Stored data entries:
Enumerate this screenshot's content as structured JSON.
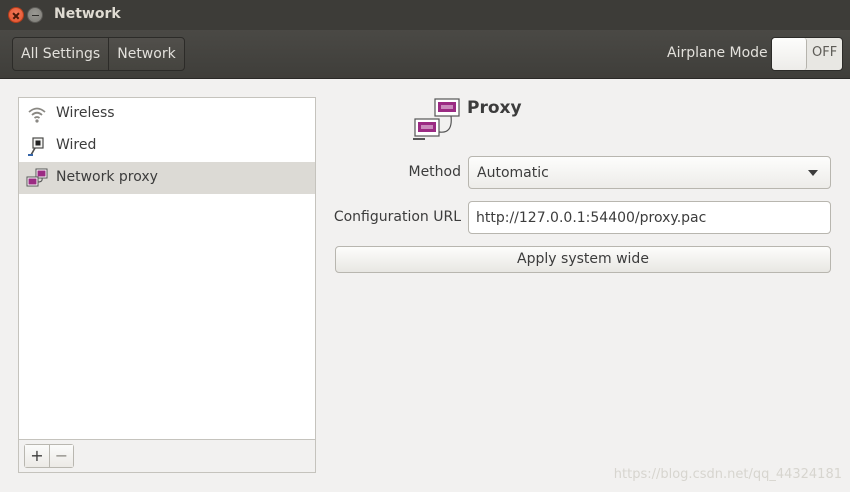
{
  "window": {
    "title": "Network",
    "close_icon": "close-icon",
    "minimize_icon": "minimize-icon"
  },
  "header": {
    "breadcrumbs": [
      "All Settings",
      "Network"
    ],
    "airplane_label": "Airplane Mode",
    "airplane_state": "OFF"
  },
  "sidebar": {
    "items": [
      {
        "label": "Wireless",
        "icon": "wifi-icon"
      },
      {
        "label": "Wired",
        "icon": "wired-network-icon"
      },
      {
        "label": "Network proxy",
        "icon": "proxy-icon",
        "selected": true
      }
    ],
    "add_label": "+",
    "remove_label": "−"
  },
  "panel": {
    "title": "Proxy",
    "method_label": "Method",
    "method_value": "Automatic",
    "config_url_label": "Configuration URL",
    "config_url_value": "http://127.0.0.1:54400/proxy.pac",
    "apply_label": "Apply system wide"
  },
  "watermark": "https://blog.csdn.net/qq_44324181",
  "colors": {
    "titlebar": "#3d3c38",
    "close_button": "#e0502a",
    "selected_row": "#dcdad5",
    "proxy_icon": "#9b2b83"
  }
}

• WRITTEN INSTRUCTION
Reproduce each record above by retyping it exactly; omit all images.

• WRITTEN RESPONSE
Enumerate this screenshot's content as structured JSON.
{
  "window": {
    "title": "Network",
    "close_icon": "close-icon",
    "minimize_icon": "minimize-icon"
  },
  "header": {
    "breadcrumbs": [
      "All Settings",
      "Network"
    ],
    "airplane_label": "Airplane Mode",
    "airplane_state": "OFF"
  },
  "sidebar": {
    "items": [
      {
        "label": "Wireless",
        "icon": "wifi-icon"
      },
      {
        "label": "Wired",
        "icon": "wired-network-icon"
      },
      {
        "label": "Network proxy",
        "icon": "proxy-icon",
        "selected": true
      }
    ],
    "add_label": "+",
    "remove_label": "−"
  },
  "panel": {
    "title": "Proxy",
    "method_label": "Method",
    "method_value": "Automatic",
    "config_url_label": "Configuration URL",
    "config_url_value": "http://127.0.0.1:54400/proxy.pac",
    "apply_label": "Apply system wide"
  },
  "watermark": "https://blog.csdn.net/qq_44324181",
  "colors": {
    "titlebar": "#3d3c38",
    "close_button": "#e0502a",
    "selected_row": "#dcdad5",
    "proxy_icon": "#9b2b83"
  }
}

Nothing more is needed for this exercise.